(Задание): Перенеси материал в JSON-список строк, где каждая строка становится отдельным элементом, а пустые строки пропущены. Картинки в ответ не включай.

(Извлечённый материал):
--------------------

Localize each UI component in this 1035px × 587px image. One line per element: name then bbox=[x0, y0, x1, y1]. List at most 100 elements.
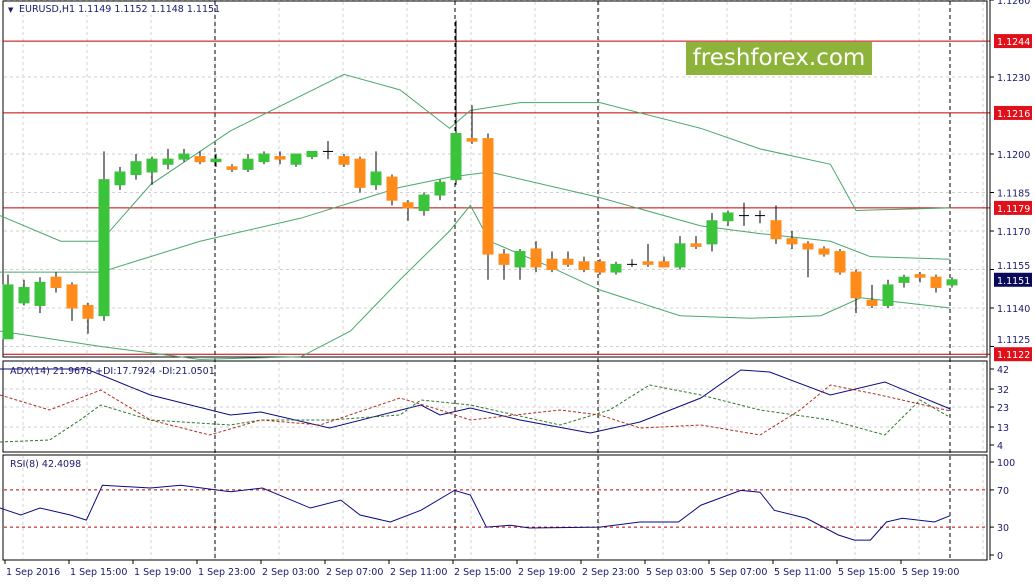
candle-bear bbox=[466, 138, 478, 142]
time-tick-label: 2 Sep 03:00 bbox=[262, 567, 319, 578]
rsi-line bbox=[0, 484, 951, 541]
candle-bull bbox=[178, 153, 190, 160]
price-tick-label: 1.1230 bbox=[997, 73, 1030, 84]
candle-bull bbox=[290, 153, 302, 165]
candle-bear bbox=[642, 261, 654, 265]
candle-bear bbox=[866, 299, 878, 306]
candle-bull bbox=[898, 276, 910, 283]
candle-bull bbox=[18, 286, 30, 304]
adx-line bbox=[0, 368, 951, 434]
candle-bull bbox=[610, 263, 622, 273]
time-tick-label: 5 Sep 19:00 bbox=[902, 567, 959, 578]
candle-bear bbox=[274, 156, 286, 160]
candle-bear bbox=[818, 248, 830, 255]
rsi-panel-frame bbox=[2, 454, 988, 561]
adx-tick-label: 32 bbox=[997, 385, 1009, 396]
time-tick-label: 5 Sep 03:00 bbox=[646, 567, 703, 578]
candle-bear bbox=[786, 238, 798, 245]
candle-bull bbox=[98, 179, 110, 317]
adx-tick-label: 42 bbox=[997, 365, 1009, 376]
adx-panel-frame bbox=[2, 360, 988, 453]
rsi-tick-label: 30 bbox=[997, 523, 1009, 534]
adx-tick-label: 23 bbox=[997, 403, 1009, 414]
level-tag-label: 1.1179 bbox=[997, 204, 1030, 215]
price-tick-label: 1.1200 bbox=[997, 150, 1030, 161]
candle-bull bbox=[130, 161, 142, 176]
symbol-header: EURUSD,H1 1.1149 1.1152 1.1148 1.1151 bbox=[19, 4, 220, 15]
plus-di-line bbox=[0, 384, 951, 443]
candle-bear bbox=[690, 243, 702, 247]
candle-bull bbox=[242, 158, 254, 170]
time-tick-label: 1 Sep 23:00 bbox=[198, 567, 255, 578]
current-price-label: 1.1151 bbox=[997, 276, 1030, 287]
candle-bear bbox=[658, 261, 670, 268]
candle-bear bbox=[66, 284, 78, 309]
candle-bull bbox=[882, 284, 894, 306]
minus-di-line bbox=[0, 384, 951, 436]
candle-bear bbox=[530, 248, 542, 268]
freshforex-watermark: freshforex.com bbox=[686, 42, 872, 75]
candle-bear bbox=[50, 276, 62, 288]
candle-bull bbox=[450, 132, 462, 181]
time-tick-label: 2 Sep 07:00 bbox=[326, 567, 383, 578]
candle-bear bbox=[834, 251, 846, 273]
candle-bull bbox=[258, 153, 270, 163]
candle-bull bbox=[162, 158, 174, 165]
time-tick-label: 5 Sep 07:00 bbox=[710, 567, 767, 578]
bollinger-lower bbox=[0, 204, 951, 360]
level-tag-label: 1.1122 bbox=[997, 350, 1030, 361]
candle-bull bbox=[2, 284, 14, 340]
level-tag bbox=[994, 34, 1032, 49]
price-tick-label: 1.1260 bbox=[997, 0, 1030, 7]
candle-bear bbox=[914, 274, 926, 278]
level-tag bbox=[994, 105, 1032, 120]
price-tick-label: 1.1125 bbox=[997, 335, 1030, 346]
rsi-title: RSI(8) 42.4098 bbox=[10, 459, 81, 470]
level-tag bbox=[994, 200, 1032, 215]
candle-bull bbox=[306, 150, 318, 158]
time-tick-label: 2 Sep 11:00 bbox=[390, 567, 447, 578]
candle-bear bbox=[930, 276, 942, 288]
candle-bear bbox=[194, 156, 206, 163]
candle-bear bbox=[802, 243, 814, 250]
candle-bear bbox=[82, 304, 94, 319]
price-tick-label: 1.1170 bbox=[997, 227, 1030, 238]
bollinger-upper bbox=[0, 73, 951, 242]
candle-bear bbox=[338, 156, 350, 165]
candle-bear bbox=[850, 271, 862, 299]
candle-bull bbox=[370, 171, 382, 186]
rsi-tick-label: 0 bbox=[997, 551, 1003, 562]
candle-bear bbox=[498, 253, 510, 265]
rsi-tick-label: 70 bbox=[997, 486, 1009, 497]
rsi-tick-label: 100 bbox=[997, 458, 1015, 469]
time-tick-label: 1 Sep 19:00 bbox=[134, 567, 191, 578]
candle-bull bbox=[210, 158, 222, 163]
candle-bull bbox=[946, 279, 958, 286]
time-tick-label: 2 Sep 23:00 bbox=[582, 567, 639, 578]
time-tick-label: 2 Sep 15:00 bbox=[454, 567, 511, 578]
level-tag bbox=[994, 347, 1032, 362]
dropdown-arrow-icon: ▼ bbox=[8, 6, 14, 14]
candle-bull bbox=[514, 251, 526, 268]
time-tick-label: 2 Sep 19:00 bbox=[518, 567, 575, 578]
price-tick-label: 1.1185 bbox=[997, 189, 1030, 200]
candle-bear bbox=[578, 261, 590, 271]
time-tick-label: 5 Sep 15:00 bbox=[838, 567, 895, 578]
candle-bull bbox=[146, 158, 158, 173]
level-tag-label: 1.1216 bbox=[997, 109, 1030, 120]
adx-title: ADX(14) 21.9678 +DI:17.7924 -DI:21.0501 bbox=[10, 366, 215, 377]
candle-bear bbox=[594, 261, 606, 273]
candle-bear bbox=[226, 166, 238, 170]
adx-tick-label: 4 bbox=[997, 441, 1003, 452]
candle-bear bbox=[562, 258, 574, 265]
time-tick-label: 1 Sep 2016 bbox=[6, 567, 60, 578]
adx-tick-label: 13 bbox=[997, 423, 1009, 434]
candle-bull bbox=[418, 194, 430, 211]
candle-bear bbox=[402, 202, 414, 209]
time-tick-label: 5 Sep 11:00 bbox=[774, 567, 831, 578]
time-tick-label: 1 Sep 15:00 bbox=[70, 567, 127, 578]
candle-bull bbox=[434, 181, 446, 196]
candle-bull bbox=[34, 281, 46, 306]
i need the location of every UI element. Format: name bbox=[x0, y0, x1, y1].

--------------------

(Готовое решение):
[
  "Localize each UI component in this 1035px × 587px image. One line per element: name then bbox=[x0, y0, x1, y1]. List at most 100 elements.",
  "candle-bear bbox=[466, 138, 478, 142]",
  "time-tick-label: 2 Sep 03:00 bbox=[262, 567, 319, 578]",
  "rsi-line bbox=[0, 484, 951, 541]",
  "candle-bull bbox=[178, 153, 190, 160]",
  "price-tick-label: 1.1230 bbox=[997, 73, 1030, 84]",
  "candle-bull bbox=[290, 153, 302, 165]",
  "candle-bear bbox=[642, 261, 654, 265]",
  "candle-bear bbox=[866, 299, 878, 306]",
  "candle-bull bbox=[898, 276, 910, 283]",
  "candle-bull bbox=[18, 286, 30, 304]",
  "adx-line bbox=[0, 368, 951, 434]",
  "candle-bull bbox=[610, 263, 622, 273]",
  "time-tick-label: 5 Sep 19:00 bbox=[902, 567, 959, 578]",
  "candle-bear bbox=[274, 156, 286, 160]",
  "candle-bear bbox=[818, 248, 830, 255]",
  "rsi-panel-frame bbox=[2, 454, 988, 561]",
  "adx-tick-label: 32 bbox=[997, 385, 1009, 396]",
  "time-tick-label: 5 Sep 03:00 bbox=[646, 567, 703, 578]",
  "candle-bear bbox=[786, 238, 798, 245]",
  "candle-bull bbox=[98, 179, 110, 317]",
  "adx-tick-label: 42 bbox=[997, 365, 1009, 376]",
  "adx-panel-frame bbox=[2, 360, 988, 453]",
  "rsi-tick-label: 30 bbox=[997, 523, 1009, 534]",
  "adx-tick-label: 23 bbox=[997, 403, 1009, 414]",
  "level-tag-label: 1.1179 bbox=[997, 204, 1030, 215]",
  "price-tick-label: 1.1200 bbox=[997, 150, 1030, 161]",
  "candle-bull bbox=[130, 161, 142, 176]",
  "symbol-header: EURUSD,H1 1.1149 1.1152 1.1148 1.1151 bbox=[19, 4, 220, 15]",
  "plus-di-line bbox=[0, 384, 951, 443]",
  "candle-bear bbox=[690, 243, 702, 247]",
  "candle-bull bbox=[242, 158, 254, 170]",
  "time-tick-label: 1 Sep 23:00 bbox=[198, 567, 255, 578]",
  "current-price-label: 1.1151 bbox=[997, 276, 1030, 287]",
  "candle-bear bbox=[658, 261, 670, 268]",
  "candle-bear bbox=[66, 284, 78, 309]",
  "candle-bull bbox=[882, 284, 894, 306]",
  "minus-di-line bbox=[0, 384, 951, 436]",
  "candle-bear bbox=[530, 248, 542, 268]",
  "freshforex-watermark: freshforex.com bbox=[686, 42, 872, 75]",
  "candle-bear bbox=[50, 276, 62, 288]",
  "candle-bull bbox=[450, 132, 462, 181]",
  "time-tick-label: 2 Sep 07:00 bbox=[326, 567, 383, 578]",
  "candle-bear bbox=[834, 251, 846, 273]",
  "candle-bull bbox=[258, 153, 270, 163]",
  "candle-bull bbox=[162, 158, 174, 165]",
  "time-tick-label: 5 Sep 07:00 bbox=[710, 567, 767, 578]",
  "bollinger-lower bbox=[0, 204, 951, 360]",
  "level-tag-label: 1.1122 bbox=[997, 350, 1030, 361]",
  "candle-bull bbox=[2, 284, 14, 340]",
  "level-tag bbox=[994, 34, 1032, 49]",
  "price-tick-label: 1.1260 bbox=[997, 0, 1030, 7]",
  "candle-bear bbox=[914, 274, 926, 278]",
  "level-tag bbox=[994, 105, 1032, 120]",
  "price-tick-label: 1.1125 bbox=[997, 335, 1030, 346]",
  "rsi-title: RSI(8) 42.4098 bbox=[10, 459, 81, 470]",
  "level-tag bbox=[994, 200, 1032, 215]",
  "candle-bull bbox=[306, 150, 318, 158]",
  "time-tick-label: 2 Sep 11:00 bbox=[390, 567, 447, 578]",
  "candle-bear bbox=[930, 276, 942, 288]",
  "candle-bear bbox=[194, 156, 206, 163]",
  "candle-bear bbox=[802, 243, 814, 250]",
  "candle-bear bbox=[82, 304, 94, 319]",
  "price-tick-label: 1.1170 bbox=[997, 227, 1030, 238]",
  "bollinger-upper bbox=[0, 73, 951, 242]",
  "candle-bear bbox=[338, 156, 350, 165]",
  "candle-bear bbox=[850, 271, 862, 299]",
  "candle-bull bbox=[370, 171, 382, 186]",
  "rsi-tick-label: 0 bbox=[997, 551, 1003, 562]",
  "candle-bear bbox=[498, 253, 510, 265]",
  "rsi-tick-label: 70 bbox=[997, 486, 1009, 497]",
  "rsi-tick-label: 100 bbox=[997, 458, 1015, 469]",
  "time-tick-label: 1 Sep 19:00 bbox=[134, 567, 191, 578]",
  "candle-bull bbox=[210, 158, 222, 163]",
  "candle-bull bbox=[946, 279, 958, 286]",
  "time-tick-label: 2 Sep 23:00 bbox=[582, 567, 639, 578]",
  "time-tick-label: 2 Sep 15:00 bbox=[454, 567, 511, 578]",
  "level-tag bbox=[994, 347, 1032, 362]",
  "dropdown-arrow-icon: ▼ bbox=[8, 6, 14, 14]",
  "candle-bull bbox=[514, 251, 526, 268]",
  "time-tick-label: 2 Sep 19:00 bbox=[518, 567, 575, 578]",
  "price-tick-label: 1.1185 bbox=[997, 189, 1030, 200]",
  "candle-bear bbox=[578, 261, 590, 271]",
  "time-tick-label: 5 Sep 15:00 bbox=[838, 567, 895, 578]",
  "candle-bull bbox=[146, 158, 158, 173]",
  "level-tag-label: 1.1216 bbox=[997, 109, 1030, 120]",
  "adx-title: ADX(14) 21.9678 +DI:17.7924 -DI:21.0501 bbox=[10, 366, 215, 377]",
  "candle-bear bbox=[594, 261, 606, 273]",
  "candle-bear bbox=[226, 166, 238, 170]",
  "adx-tick-label: 4 bbox=[997, 441, 1003, 452]",
  "candle-bear bbox=[562, 258, 574, 265]",
  "time-tick-label: 1 Sep 2016 bbox=[6, 567, 60, 578]",
  "adx-tick-label: 13 bbox=[997, 423, 1009, 434]",
  "candle-bull bbox=[418, 194, 430, 211]",
  "candle-bear bbox=[402, 202, 414, 209]",
  "time-tick-label: 5 Sep 11:00 bbox=[774, 567, 831, 578]",
  "time-tick-label: 1 Sep 15:00 bbox=[70, 567, 127, 578]",
  "candle-bull bbox=[434, 181, 446, 196]",
  "candle-bull bbox=[34, 281, 46, 306]",
  "i need the location of every UI element. Format: name bbox=[x0, y0, x1, y1]."
]